■ WRITTEN INSTRUCTION
Write the data out again exactly, dropping any images it holds.

■ LISTED ENTRIES

>> Start

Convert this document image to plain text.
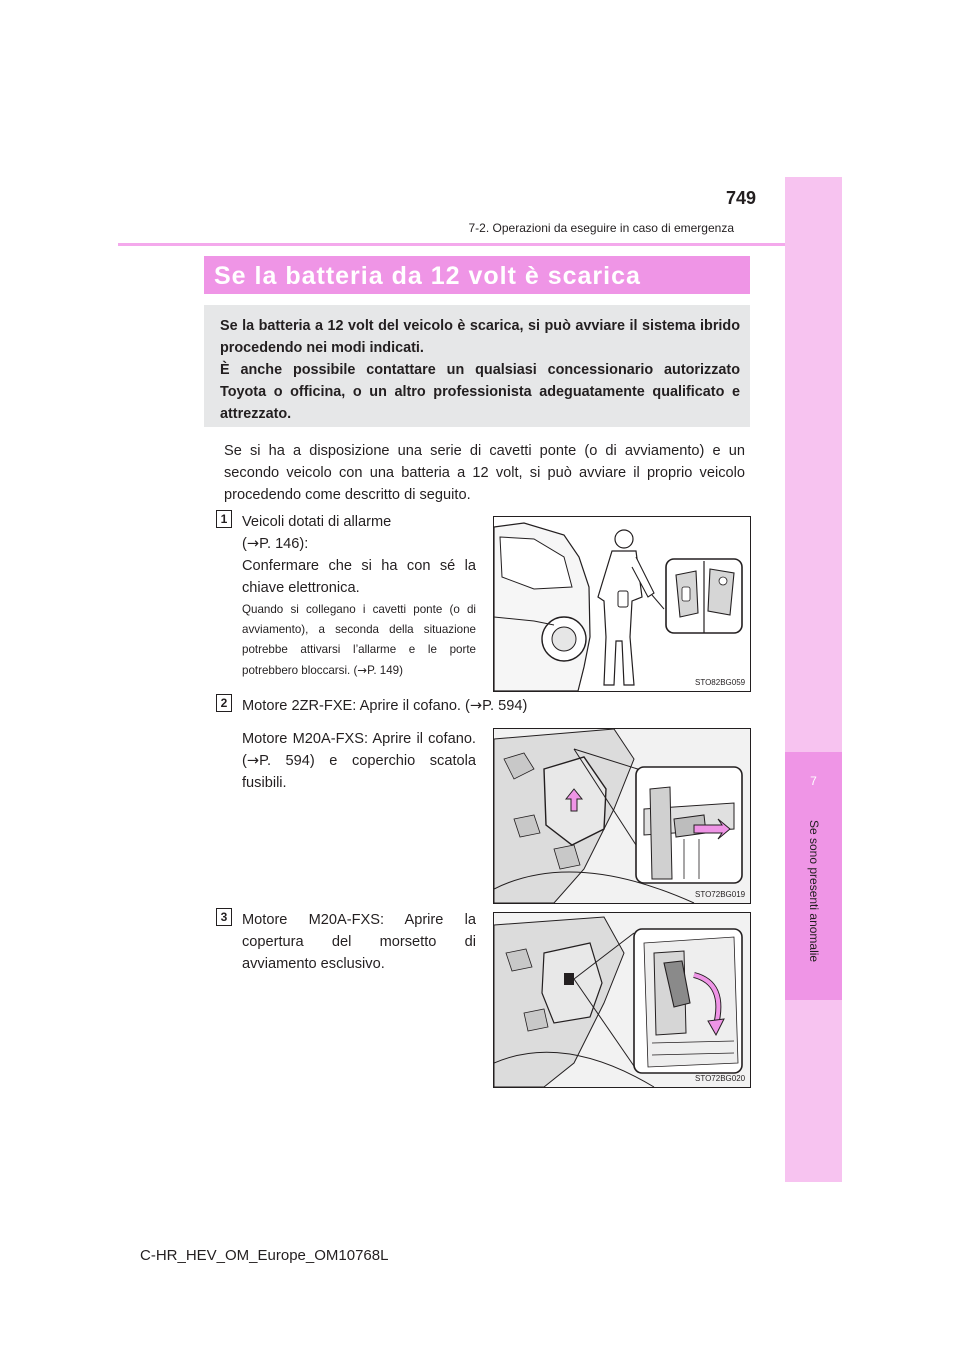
7
Se sono presenti anomalie
749
7-2. Operazioni da eseguire in caso di emergenza
Se la batteria da 12 volt è scarica
Se la batteria a 12 volt del veicolo è scarica, si può avviare il sistema ibrido procedendo nei modi indicati.
È anche possibile contattare un qualsiasi concessionario autorizzato Toyota o officina, o un altro professionista adeguatamente qualificato e attrezzato.
Se si ha a disposizione una serie di cavetti ponte (o di avviamento) e un secondo veicolo con una batteria a 12 volt, si può avviare il proprio veicolo procedendo come descritto di seguito.
1	Veicoli dotati di allarme
(→P. 146):
Confermare che si ha con sé la chiave elettronica.
Quando si collegano i cavetti ponte (o di avviamento), a seconda della situazione potrebbe attivarsi l’allarme e le porte potrebbero bloccarsi. (→P. 149)
STO82BG059
2	Motore 2ZR-FXE: Aprire il cofano. (→P. 594)
Motore M20A-FXS: Aprire il cofano. (→P. 594) e coperchio scatola fusibili.
STO72BG019
3	Motore M20A-FXS: Aprire la copertura del morsetto di avviamento esclusivo.
STO72BG020
C-HR_HEV_OM_Europe_OM10768L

>> End

■ FINISHED ANSWER
Convert this document image to plain text.
7
Se sono presenti anomalie
749
7-2. Operazioni da eseguire in caso di emergenza
Se la batteria da 12 volt è scarica
Se la batteria a 12 volt del veicolo è scarica, si può avviare il sistema ibrido procedendo nei modi indicati.
È anche possibile contattare un qualsiasi concessionario autorizzato Toyota o officina, o un altro professionista adeguatamente qualificato e attrezzato.
Se si ha a disposizione una serie di cavetti ponte (o di avviamento) e un secondo veicolo con una batteria a 12 volt, si può avviare il proprio veicolo procedendo come descritto di seguito.
1	Veicoli dotati di allarme
(→P. 146):
Confermare che si ha con sé la chiave elettronica.
Quando si collegano i cavetti ponte (o di avviamento), a seconda della situazione potrebbe attivarsi l’allarme e le porte potrebbero bloccarsi. (→P. 149)
STO82BG059
2	Motore 2ZR-FXE: Aprire il cofano. (→P. 594)
Motore M20A-FXS: Aprire il cofano. (→P. 594) e coperchio scatola fusibili.
STO72BG019
3	Motore M20A-FXS: Aprire la copertura del morsetto di avviamento esclusivo.
STO72BG020
C-HR_HEV_OM_Europe_OM10768L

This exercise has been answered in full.